Please output the records below word for word and omit the pictures.

- Records drawn from a dataset -
^^^^
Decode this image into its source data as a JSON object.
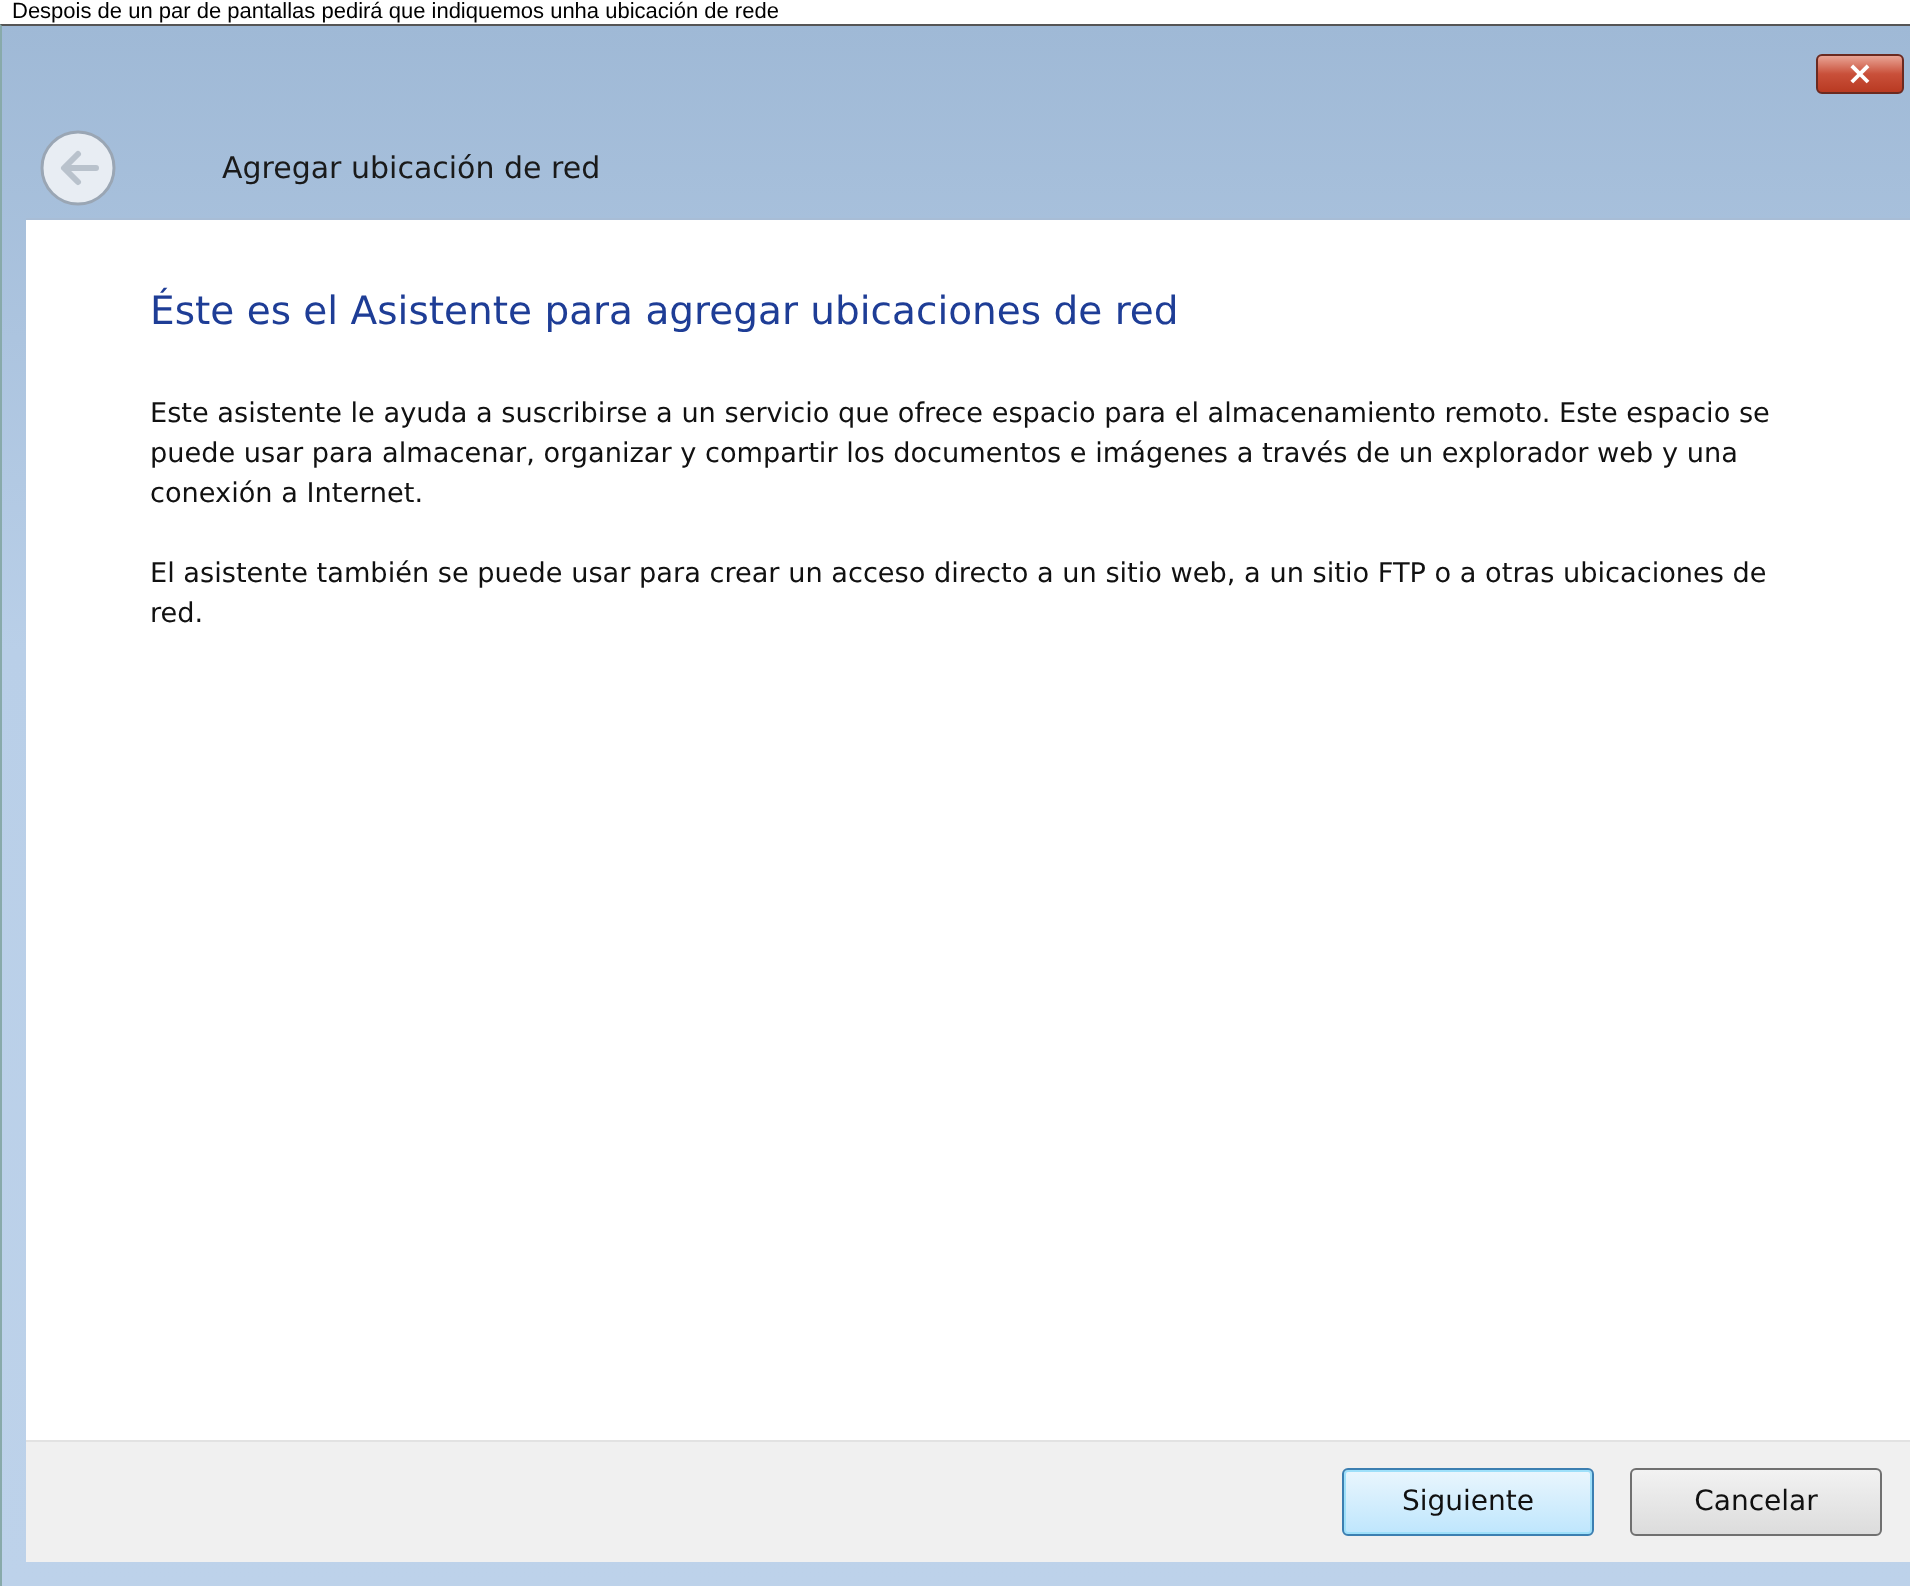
{
  "caption": "Despois de un par de pantallas pedirá que indiquemos unha ubicación de rede",
  "window": {
    "title": "Agregar ubicación de red",
    "close": "×"
  },
  "content": {
    "heading": "Éste es el Asistente para agregar ubicaciones de red",
    "paragraphs": [
      "Este asistente le ayuda a suscribirse a un servicio que ofrece espacio para el almacenamiento remoto. Este espacio se puede usar para almacenar, organizar y compartir los documentos e imágenes a través de un explorador web y una conexión a Internet.",
      "El asistente también se puede usar para crear un acceso directo a un sitio web, a un sitio FTP o a otras ubicaciones de red."
    ]
  },
  "buttons": [
    {
      "label": "Siguiente",
      "kind": "default"
    },
    {
      "label": "Cancelar",
      "kind": "normal"
    }
  ]
}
^^^^
- Response area -
Decode this image into its source data as a JSON object.
{
  "caption": "Despois de un par de pantallas pedirá que indiquemos unha ubicación de rede",
  "window": {
    "title": "Agregar ubicación de red",
    "close": "×"
  },
  "content": {
    "heading": "Éste es el Asistente para agregar ubicaciones de red",
    "paragraphs": [
      "Este asistente le ayuda a suscribirse a un servicio que ofrece espacio para el almacenamiento remoto. Este espacio se puede usar para almacenar, organizar y compartir los documentos e imágenes a través de un explorador web y una conexión a Internet.",
      "El asistente también se puede usar para crear un acceso directo a un sitio web, a un sitio FTP o a otras ubicaciones de red."
    ]
  },
  "buttons": [
    {
      "label": "Siguiente",
      "kind": "default"
    },
    {
      "label": "Cancelar",
      "kind": "normal"
    }
  ]
}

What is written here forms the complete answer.